-- start --

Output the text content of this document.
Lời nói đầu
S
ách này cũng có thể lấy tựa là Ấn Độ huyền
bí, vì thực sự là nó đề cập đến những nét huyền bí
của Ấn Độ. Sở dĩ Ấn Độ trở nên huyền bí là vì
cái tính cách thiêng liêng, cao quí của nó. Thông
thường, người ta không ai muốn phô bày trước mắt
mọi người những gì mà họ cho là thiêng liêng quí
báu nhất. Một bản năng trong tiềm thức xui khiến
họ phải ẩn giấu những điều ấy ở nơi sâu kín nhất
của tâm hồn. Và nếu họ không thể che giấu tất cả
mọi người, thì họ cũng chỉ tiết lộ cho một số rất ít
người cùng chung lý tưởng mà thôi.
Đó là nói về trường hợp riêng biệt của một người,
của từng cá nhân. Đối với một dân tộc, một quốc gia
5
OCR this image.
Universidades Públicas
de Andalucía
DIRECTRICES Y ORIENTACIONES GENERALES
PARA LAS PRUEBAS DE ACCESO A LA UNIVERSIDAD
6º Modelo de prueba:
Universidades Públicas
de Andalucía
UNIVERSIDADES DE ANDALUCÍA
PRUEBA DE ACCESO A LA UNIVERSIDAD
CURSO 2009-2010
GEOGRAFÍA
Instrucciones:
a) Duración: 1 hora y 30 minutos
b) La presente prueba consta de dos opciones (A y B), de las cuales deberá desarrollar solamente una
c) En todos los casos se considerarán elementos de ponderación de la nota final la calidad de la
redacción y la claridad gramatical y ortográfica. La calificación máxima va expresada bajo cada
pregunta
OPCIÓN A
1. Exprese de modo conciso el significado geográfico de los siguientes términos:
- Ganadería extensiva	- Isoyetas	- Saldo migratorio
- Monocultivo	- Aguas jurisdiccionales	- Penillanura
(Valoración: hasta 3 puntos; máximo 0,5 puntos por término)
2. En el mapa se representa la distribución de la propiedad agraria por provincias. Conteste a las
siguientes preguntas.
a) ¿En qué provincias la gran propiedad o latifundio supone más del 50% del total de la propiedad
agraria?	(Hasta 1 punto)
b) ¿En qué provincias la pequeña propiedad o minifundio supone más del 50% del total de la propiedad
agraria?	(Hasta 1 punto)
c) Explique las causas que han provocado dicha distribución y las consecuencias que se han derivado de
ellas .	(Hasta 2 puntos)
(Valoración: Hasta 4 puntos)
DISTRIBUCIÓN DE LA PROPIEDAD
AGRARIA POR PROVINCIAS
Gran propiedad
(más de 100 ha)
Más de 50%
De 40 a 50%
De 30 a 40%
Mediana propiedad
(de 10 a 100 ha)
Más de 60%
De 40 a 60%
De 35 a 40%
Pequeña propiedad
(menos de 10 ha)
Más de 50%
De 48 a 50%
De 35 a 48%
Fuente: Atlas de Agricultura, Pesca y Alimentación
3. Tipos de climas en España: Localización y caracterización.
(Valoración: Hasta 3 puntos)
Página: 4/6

-- end --

**WHAT IS BEING ASKED:** Within the material above, find the lines that contain the word "liêng"; copy them.

**TASK OUTPUT:**
cái tính cách thiêng liêng, cao quí của nó. Thông
mọi người những gì mà họ cho là thiêng liêng quí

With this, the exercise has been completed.